**Extrait à lire:**
+ + +
Critique de la pièce Le loup de Nathalie Doummar

Crédit photo : Danny Taillon

Par : Annie Dubé

Le loup est une courte pièce sans entracte, écrite par la jeune autrice Nathalie Doummar lors d’une résidence chez Duceppe. D’une durée d’environ une heure, on a l’impression de naviguer entre la vérité crue et le déni d’un couple vieillissant.

Donald, un homme dans la fin soixantaine atteint d’un début d’Alzheimer, décide de profiter d’un instant de lucidité en compagnie de son épouse pour vider le tiroir des remords qui habite sa mémoire. Solange, adepte du déni et de l’entretien des plantes, l’écoute gentiment, tout en banalisant les non-dits qu’il fait jaillir hors de son égocentrisme légendaire.

Les deux interprètes sur scène, Luc Senay et Maude Guérin, ont semblé très appréciés du public fidèle venu les voir, et qui leur a réservé une ovation debout.

Crédit photo : Danny Taillon

Pour ma part, j’ai été plutôt dubitative devant cette œuvre, pourtant très pertinente par tout le réalisme qui l’anime. C’est un peu comme si on replongeait dans un vieil épisode de téléroman québécois, en le dépouillant de ses mensonges à soi, tout en maintenant une certaine légèreté dans le propos, qui frôle parfois le tragique. 

Bien que la scénographie ouvre l’idée intéressante d’une boucle répétitive, qui se décline sur l’usure du temps, grâce au décor qui reproduit plus ou moins les mêmes meubles du salon, avec une plante d’intérieur qui se meurt de plus en plus, j’ai eu l’impression de regarder le quotidien des gens de la classe moyenne de mon enfance, arrivés à un certain âge. Et c’est parfaitement à propos qu’une telle pièce soit présentée, car elle risque de représenter en partie la réalité de plusieurs couples contemporains, qui sont restés ensemble par habitude, sans trop se demander ce qu’ils désiraient réellement, durant des décennies. Trop tard pour faire demi-tour.
+ + +
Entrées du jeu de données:
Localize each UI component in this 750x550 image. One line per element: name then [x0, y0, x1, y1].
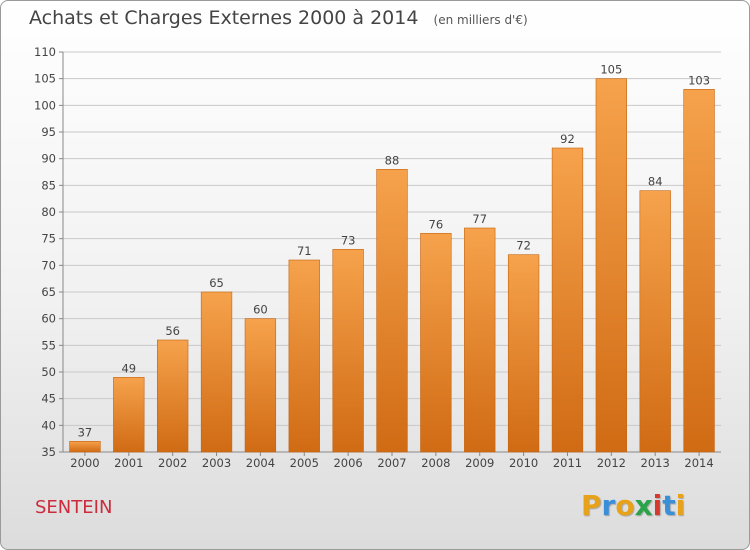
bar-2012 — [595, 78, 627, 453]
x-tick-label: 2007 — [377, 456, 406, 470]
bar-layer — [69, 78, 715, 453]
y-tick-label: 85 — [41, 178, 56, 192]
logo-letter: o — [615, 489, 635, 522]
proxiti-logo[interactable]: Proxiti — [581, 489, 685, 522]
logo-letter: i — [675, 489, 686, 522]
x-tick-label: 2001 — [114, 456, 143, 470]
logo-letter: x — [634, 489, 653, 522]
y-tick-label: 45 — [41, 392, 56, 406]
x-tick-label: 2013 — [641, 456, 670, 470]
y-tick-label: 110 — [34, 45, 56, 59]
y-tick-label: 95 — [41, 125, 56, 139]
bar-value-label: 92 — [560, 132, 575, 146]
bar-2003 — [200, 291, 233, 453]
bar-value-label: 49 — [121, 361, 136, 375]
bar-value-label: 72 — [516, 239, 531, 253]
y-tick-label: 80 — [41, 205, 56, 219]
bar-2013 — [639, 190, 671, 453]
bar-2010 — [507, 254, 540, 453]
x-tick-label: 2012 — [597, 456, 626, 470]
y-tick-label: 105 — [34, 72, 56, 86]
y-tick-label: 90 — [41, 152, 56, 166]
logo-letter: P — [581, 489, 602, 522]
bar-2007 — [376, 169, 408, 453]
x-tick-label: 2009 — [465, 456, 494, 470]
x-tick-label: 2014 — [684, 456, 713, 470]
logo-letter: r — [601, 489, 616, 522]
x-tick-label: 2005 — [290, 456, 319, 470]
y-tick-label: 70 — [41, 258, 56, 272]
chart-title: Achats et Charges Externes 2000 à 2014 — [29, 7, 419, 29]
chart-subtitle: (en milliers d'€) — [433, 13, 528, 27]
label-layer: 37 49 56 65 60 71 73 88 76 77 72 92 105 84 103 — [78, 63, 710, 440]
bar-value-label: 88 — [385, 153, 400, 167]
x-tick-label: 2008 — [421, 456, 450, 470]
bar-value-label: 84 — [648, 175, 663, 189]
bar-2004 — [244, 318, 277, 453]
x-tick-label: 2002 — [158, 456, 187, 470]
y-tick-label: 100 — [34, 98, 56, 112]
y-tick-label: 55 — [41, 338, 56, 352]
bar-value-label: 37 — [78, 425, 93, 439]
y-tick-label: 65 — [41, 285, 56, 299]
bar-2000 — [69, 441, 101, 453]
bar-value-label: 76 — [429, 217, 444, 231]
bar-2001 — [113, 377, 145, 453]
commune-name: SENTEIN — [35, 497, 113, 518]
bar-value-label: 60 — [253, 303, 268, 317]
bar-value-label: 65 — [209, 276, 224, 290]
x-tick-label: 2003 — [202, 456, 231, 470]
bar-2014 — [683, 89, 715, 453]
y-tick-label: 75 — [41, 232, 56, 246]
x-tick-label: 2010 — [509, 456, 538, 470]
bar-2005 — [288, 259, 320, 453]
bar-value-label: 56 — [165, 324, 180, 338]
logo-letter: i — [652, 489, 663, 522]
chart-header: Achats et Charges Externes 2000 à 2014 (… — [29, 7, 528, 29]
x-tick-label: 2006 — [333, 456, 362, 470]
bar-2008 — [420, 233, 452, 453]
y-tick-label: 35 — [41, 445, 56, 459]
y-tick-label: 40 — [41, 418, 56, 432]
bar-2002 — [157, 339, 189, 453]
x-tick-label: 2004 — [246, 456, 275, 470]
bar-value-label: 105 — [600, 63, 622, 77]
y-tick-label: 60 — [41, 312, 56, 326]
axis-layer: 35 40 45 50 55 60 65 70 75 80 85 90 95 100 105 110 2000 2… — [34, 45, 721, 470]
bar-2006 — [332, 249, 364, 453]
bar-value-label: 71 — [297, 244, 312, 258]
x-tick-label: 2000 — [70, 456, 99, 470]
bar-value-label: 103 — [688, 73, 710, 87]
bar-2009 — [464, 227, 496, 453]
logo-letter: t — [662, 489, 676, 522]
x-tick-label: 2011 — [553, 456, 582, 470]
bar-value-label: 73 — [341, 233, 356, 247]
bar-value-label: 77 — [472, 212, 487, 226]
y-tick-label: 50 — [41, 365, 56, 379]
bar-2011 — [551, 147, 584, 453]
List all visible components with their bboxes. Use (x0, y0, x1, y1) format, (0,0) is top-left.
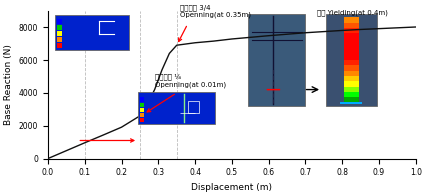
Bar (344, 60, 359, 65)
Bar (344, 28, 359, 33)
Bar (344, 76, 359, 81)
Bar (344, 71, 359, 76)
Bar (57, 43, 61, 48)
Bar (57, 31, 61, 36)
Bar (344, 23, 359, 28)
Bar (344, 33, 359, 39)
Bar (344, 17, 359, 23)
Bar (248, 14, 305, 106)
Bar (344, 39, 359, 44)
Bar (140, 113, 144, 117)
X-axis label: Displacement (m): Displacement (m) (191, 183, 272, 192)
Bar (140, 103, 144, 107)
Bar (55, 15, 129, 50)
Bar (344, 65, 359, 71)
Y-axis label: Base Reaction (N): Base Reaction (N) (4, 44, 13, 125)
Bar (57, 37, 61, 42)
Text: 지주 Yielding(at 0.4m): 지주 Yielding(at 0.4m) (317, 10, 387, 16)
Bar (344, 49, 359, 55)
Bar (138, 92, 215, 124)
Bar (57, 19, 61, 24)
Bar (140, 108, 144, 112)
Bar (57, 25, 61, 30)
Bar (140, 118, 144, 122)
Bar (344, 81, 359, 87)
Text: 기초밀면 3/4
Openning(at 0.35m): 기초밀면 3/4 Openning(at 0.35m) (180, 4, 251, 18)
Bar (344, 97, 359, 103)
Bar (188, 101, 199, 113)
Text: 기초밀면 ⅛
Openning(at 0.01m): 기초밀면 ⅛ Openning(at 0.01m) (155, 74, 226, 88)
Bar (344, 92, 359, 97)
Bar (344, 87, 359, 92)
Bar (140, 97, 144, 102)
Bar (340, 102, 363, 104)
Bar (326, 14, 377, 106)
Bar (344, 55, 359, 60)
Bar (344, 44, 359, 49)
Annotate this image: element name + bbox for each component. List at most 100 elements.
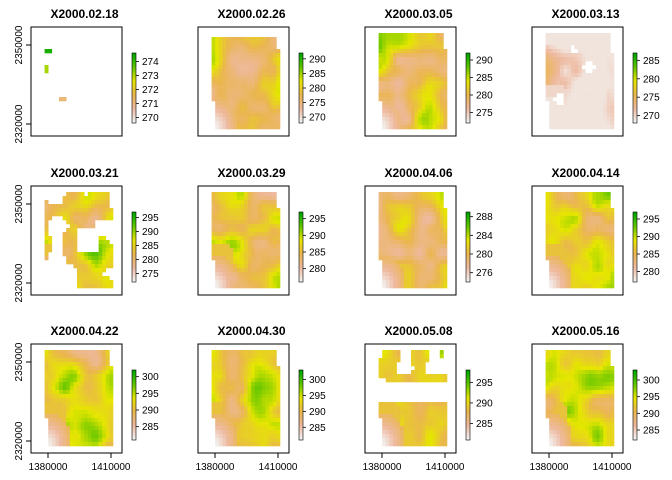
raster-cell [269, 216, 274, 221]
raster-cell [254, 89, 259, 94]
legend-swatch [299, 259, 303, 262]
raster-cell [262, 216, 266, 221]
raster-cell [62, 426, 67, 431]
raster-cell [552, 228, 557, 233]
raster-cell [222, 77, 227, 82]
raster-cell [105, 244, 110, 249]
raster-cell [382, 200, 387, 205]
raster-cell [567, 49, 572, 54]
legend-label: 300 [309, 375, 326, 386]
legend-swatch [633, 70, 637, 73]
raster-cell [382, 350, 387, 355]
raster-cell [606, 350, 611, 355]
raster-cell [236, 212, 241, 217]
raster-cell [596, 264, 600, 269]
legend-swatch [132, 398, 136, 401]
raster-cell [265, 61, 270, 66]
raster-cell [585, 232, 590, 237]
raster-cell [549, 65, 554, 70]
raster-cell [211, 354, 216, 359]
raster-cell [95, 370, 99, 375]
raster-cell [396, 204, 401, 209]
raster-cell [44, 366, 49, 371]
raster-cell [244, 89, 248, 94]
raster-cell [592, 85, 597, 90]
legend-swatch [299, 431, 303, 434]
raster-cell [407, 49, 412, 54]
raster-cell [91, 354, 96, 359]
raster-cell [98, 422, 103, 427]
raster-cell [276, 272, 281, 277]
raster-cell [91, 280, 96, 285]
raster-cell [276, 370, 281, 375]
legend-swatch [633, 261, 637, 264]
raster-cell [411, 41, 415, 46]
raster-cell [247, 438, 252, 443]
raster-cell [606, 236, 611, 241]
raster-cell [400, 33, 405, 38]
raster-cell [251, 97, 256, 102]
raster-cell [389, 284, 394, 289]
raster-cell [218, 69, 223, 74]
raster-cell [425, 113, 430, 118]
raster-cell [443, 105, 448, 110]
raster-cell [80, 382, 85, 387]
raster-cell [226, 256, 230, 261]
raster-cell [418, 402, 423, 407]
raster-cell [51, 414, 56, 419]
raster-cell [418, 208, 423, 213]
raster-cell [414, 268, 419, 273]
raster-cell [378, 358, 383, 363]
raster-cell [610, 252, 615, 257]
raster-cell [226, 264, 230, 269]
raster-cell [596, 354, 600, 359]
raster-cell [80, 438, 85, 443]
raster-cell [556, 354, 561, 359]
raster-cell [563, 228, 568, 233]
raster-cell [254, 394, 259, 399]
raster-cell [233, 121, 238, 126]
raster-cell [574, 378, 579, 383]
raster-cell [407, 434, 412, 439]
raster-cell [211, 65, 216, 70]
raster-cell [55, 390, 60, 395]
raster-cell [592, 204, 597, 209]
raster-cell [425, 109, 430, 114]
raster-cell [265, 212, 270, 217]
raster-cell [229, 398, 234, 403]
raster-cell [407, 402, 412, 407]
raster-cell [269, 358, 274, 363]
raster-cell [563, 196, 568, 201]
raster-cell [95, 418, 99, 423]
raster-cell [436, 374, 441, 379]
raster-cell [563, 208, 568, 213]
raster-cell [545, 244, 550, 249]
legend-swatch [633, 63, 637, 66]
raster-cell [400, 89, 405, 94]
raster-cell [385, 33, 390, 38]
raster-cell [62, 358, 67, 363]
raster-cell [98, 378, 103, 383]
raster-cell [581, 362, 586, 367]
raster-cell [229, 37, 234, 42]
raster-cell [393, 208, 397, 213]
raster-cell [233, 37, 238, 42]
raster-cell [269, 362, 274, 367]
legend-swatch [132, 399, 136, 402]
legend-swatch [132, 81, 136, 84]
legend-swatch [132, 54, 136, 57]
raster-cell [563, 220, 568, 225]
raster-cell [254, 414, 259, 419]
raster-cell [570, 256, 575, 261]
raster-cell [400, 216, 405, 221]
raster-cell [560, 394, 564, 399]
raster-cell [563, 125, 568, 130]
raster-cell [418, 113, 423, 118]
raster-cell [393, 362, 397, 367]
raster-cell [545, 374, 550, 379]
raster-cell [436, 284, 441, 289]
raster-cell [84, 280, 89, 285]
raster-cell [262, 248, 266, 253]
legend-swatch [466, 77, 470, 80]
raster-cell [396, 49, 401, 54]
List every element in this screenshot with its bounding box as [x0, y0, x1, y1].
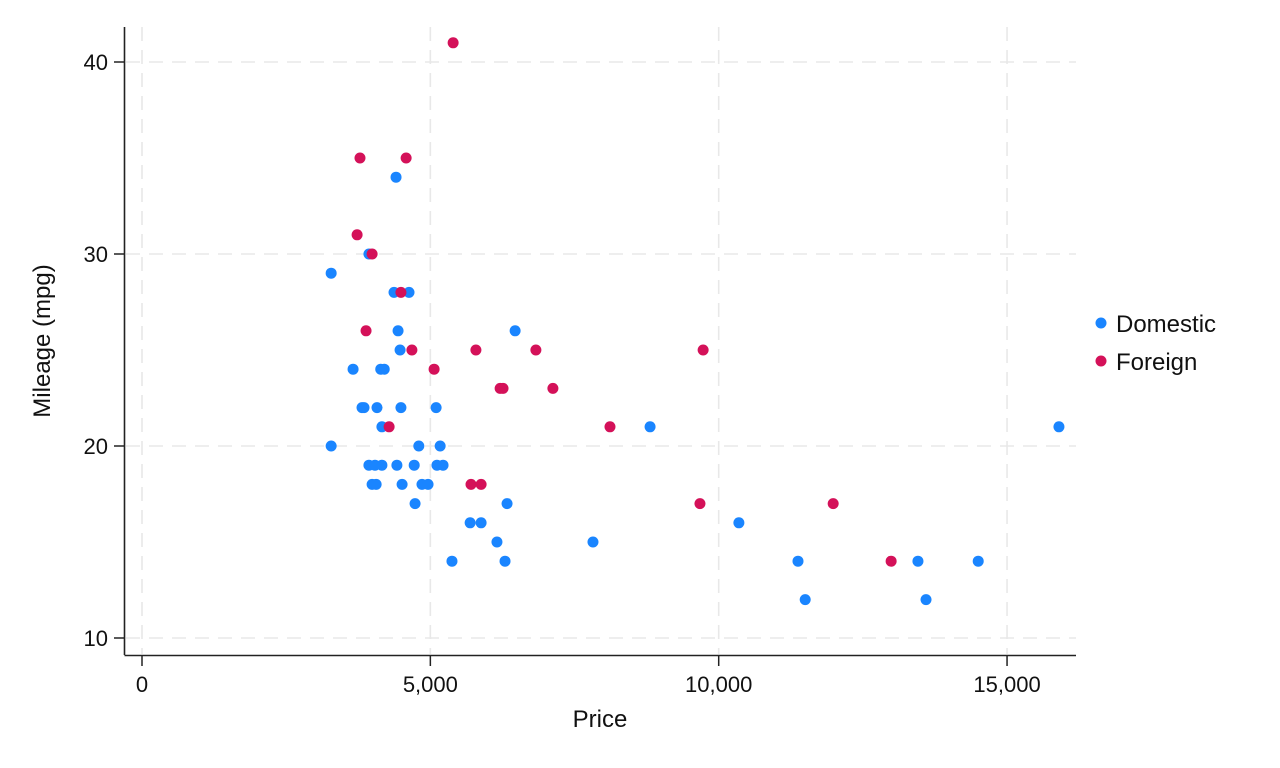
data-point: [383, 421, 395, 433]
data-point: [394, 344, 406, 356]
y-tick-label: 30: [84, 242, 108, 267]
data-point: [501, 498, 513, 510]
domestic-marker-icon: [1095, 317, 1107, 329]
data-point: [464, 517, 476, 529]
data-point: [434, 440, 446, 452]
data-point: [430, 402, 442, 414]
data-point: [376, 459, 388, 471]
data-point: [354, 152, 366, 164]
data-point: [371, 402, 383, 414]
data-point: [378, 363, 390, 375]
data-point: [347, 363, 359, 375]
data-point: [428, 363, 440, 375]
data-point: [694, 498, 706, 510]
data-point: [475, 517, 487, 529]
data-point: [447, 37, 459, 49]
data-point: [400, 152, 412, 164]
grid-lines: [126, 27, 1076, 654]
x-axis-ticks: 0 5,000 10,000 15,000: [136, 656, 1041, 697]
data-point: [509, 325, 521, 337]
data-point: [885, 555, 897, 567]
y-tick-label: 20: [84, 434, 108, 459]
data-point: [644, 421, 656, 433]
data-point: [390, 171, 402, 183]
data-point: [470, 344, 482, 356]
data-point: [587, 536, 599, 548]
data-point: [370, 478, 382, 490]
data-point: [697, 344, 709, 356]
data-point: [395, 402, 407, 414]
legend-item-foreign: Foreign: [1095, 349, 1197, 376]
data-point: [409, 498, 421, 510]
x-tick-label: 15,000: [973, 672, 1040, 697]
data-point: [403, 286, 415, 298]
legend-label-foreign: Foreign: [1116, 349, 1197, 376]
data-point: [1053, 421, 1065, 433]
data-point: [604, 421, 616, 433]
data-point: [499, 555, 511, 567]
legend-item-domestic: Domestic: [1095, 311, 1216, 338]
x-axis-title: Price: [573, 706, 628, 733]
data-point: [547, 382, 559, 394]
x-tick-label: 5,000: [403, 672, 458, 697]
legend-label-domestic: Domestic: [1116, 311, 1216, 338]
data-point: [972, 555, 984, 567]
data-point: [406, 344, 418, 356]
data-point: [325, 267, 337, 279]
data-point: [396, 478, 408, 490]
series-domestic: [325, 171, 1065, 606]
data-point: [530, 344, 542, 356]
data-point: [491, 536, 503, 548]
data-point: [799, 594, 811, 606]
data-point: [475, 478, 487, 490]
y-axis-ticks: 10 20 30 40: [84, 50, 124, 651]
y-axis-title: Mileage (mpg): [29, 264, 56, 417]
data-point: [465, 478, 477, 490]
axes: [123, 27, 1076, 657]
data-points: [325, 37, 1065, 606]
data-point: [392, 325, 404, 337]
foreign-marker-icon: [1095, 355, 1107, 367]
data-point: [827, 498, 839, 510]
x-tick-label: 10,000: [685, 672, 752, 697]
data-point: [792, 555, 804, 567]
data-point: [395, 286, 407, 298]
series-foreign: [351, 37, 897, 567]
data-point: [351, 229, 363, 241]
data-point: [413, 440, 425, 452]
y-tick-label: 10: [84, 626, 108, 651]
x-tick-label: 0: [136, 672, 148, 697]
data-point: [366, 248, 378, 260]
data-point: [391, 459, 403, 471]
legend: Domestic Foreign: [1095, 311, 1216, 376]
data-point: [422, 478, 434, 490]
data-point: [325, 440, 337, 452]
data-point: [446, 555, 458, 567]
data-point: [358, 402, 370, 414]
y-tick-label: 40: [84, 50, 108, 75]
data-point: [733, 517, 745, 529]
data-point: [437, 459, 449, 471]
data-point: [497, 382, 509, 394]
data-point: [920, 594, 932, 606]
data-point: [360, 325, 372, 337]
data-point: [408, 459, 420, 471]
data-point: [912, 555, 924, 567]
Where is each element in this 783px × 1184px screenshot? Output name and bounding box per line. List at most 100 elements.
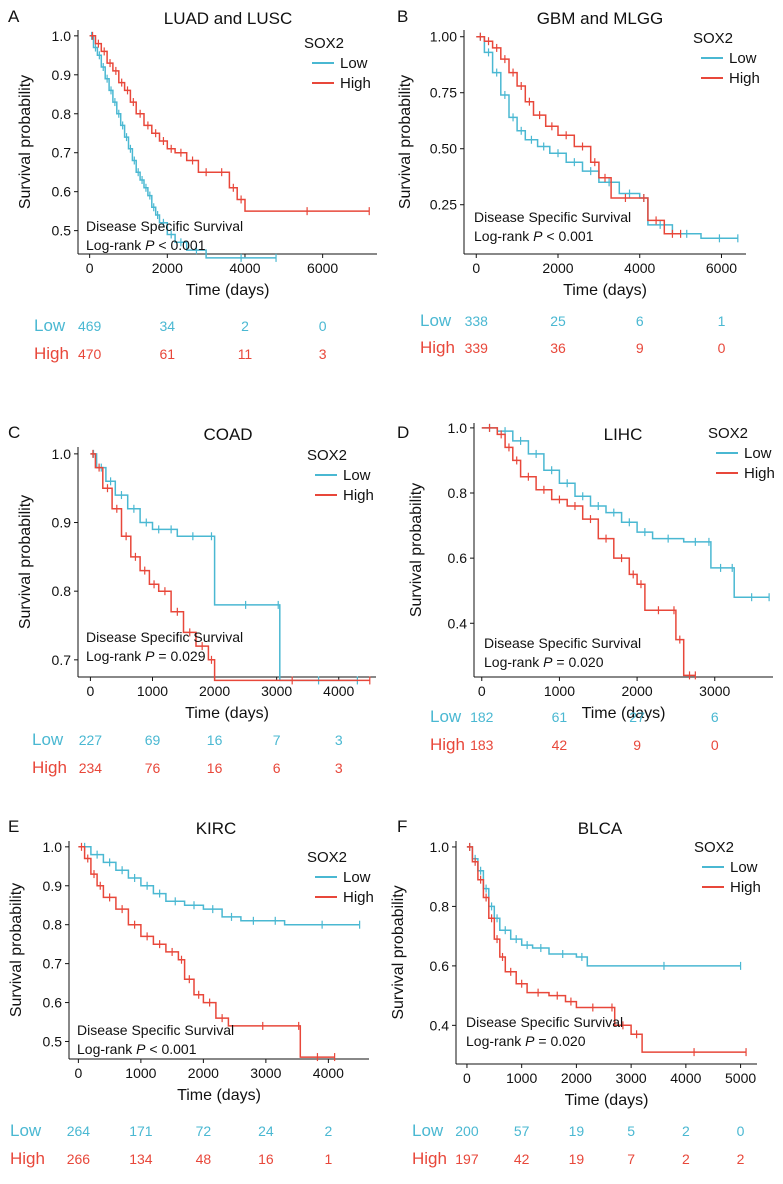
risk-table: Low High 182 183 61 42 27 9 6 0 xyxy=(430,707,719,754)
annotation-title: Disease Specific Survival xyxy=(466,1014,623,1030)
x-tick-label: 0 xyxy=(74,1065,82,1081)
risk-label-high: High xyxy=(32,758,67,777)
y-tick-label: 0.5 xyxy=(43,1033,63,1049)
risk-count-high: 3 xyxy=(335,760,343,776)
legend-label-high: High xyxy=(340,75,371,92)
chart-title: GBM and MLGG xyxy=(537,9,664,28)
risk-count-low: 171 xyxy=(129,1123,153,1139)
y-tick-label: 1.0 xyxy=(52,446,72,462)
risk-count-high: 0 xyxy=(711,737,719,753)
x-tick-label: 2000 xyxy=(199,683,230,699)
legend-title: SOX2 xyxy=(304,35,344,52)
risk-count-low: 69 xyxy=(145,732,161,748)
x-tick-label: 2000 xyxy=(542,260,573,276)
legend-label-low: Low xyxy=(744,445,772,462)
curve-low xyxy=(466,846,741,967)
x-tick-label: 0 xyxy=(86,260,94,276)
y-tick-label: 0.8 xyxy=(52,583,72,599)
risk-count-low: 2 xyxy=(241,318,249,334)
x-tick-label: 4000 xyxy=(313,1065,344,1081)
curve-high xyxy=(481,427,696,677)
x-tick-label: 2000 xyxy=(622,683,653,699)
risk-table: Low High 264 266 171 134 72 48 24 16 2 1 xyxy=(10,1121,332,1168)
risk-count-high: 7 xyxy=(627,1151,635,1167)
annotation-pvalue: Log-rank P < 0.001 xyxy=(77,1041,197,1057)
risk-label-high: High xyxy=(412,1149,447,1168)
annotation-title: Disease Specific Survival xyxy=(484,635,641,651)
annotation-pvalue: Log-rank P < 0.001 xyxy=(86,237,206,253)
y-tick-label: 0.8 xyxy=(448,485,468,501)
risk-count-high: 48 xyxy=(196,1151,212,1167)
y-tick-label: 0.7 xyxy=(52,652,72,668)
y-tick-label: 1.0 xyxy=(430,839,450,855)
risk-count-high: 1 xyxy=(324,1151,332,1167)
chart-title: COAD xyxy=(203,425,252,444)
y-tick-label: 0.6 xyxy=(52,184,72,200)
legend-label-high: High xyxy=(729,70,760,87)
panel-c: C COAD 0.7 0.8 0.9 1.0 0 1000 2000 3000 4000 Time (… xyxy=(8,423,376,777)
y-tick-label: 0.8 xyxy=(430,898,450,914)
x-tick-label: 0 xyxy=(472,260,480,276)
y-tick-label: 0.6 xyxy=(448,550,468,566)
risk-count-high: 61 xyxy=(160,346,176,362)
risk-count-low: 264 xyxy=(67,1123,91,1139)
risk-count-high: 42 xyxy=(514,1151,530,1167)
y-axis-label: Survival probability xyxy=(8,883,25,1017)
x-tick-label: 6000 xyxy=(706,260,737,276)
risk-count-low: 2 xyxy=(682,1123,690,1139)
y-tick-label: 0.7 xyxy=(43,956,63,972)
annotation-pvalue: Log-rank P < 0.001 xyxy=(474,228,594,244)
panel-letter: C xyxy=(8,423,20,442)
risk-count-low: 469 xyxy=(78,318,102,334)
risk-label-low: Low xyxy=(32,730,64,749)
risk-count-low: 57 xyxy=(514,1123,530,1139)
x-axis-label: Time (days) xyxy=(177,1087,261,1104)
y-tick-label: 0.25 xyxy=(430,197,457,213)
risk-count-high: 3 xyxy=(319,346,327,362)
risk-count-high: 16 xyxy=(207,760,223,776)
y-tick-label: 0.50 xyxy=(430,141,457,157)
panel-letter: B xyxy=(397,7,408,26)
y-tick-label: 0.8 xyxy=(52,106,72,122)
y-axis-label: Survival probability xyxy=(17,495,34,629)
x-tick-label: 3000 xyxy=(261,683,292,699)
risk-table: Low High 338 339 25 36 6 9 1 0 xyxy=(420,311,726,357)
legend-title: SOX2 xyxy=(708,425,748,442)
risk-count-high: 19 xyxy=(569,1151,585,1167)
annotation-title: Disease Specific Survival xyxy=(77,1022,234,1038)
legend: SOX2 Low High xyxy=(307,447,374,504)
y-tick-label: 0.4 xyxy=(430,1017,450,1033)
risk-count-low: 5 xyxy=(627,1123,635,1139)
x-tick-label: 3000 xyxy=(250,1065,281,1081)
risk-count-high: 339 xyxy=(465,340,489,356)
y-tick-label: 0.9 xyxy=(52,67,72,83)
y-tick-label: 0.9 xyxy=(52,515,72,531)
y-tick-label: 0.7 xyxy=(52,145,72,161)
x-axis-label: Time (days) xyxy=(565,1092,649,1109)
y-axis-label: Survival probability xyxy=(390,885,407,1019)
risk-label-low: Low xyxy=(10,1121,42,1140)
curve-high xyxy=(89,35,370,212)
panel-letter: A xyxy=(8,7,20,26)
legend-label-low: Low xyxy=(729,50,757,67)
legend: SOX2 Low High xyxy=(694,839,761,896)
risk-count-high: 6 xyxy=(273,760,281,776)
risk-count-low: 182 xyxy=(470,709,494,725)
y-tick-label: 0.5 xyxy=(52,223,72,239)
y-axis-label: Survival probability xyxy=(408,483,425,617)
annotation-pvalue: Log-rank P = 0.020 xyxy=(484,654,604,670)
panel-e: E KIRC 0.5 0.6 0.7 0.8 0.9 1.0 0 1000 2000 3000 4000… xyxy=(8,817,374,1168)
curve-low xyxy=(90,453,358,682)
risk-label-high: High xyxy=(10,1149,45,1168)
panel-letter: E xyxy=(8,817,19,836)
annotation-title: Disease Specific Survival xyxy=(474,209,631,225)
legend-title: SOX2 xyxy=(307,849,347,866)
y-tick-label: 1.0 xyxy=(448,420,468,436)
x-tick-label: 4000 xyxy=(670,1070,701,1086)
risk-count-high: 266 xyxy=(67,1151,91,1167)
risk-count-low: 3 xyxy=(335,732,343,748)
+ + +
**Consigne 1:** Recopiez, s'il vous plaît, le passage de la critique de la pièce Le loup qui commence par « Les deux interprètes » et se poursuit jusqu'à « parfois le tragique. », mot pour mot.
**Consigne 2:** Résumez en deux phrases la critique de la pièce Le loup.

**Réponse complète 1:**
Les deux interprètes sur scène, Luc Senay et Maude Guérin, ont semblé très appréciés du public fidèle venu les voir, et qui leur a réservé une ovation debout.

Crédit photo : Danny Taillon

Pour ma part, j’ai été plutôt dubitative devant cette œuvre, pourtant très pertinente par tout le réalisme qui l’anime. C’est un peu comme si on replongeait dans un vieil épisode de téléroman québécois, en le dépouillant de ses mensonges à soi, tout en maintenant une certaine légèreté dans le propos, qui frôle parfois le tragique.

**Réponse complète 2:** Le loup, courte pièce d'environ une heure écrite par Nathalie Doummar, montre Donald, atteint d'un début d'Alzheimer, qui profite d'un instant de lucidité pour vider ses remords devant son épouse Solange, laquelle l'écoute en banalisant les non-dits. Les interprètes Luc Senay et Maude Guérin ont reçu une ovation debout, mais l'autrice de la critique se dit plutôt dubitative, tout en jugeant la pièce pertinente par son réalisme et par le portrait de couples restés ensemble par habitude.